Aim:
Determine the number of lines that contain the word "rate", then state that number and nothing more.

A run of records
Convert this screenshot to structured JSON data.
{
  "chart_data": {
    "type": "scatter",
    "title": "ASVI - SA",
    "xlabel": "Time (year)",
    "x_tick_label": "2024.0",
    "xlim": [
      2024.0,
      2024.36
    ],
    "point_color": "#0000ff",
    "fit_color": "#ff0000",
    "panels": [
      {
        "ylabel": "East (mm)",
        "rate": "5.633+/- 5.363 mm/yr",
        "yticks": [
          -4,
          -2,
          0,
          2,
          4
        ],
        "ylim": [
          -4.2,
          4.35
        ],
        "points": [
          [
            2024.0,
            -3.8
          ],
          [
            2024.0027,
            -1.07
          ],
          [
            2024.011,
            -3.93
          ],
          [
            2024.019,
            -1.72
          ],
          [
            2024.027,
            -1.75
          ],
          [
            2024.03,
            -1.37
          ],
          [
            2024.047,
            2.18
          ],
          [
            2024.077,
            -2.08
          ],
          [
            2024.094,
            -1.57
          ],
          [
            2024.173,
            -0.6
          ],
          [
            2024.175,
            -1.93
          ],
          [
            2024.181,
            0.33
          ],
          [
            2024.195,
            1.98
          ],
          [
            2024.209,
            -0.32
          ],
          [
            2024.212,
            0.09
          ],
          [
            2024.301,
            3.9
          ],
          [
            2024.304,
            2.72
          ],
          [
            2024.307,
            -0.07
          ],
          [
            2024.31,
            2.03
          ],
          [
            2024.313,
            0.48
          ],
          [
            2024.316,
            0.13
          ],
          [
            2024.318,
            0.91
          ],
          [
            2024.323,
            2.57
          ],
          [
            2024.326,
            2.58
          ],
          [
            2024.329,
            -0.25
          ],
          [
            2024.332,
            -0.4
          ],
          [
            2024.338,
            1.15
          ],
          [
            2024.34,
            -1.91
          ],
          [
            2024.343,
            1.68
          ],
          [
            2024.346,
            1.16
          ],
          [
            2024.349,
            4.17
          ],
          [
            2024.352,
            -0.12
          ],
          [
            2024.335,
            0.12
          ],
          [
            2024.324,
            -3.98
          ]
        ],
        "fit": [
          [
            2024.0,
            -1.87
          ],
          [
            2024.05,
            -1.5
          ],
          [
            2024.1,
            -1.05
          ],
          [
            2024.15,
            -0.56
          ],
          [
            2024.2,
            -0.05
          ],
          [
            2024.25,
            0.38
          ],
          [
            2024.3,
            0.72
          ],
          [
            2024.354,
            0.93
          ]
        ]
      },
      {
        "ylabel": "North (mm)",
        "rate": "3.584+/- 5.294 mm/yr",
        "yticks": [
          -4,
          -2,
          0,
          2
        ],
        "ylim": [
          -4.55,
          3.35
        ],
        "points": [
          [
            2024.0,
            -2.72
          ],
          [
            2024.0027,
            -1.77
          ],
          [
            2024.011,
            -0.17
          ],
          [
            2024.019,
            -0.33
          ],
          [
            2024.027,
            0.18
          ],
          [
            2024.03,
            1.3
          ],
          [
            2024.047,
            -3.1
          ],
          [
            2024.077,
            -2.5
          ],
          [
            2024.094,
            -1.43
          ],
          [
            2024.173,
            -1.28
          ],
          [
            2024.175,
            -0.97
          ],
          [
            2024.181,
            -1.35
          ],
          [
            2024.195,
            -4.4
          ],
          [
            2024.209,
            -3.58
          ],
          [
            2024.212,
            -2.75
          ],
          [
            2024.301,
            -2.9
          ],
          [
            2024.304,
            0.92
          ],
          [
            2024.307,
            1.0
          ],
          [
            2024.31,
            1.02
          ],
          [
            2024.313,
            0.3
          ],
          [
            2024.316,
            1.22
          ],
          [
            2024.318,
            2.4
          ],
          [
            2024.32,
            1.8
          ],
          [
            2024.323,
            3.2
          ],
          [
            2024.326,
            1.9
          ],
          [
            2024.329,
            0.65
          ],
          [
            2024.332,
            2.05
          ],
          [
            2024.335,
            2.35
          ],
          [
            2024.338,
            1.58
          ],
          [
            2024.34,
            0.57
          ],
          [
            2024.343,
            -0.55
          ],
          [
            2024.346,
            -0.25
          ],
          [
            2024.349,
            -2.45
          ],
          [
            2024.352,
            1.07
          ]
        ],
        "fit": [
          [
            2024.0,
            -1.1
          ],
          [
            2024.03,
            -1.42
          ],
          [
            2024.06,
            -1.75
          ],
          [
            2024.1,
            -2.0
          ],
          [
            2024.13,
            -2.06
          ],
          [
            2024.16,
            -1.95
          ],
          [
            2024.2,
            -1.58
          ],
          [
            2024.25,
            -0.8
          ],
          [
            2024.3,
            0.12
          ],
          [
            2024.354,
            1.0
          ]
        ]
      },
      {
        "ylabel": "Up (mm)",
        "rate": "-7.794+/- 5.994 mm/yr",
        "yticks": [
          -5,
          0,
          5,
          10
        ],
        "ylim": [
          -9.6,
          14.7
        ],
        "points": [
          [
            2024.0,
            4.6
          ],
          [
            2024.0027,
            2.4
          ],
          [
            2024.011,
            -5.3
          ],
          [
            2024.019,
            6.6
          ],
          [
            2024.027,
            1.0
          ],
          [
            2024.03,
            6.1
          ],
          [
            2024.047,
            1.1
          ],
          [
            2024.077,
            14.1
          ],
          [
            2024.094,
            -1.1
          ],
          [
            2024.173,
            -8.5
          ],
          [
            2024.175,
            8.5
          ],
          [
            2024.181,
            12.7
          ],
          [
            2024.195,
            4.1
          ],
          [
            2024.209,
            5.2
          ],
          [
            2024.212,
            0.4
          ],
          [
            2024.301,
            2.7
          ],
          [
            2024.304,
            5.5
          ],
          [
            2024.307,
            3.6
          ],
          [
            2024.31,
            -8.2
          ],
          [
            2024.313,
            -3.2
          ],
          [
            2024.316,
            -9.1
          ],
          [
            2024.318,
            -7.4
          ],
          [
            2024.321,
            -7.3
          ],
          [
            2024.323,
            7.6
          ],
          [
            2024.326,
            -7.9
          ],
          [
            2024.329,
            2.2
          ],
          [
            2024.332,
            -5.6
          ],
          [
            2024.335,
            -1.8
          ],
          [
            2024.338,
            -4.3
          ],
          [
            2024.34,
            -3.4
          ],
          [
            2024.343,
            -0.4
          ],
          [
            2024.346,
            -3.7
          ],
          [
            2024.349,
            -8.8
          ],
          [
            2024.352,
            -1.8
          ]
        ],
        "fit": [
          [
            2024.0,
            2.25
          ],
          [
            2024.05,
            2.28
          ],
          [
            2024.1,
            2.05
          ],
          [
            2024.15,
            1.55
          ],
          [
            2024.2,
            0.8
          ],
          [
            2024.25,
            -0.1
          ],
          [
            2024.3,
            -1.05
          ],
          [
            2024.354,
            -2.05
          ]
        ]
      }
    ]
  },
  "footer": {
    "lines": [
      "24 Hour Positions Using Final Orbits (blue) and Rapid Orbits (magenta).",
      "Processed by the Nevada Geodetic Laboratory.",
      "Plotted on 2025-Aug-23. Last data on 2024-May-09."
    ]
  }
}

The output:
3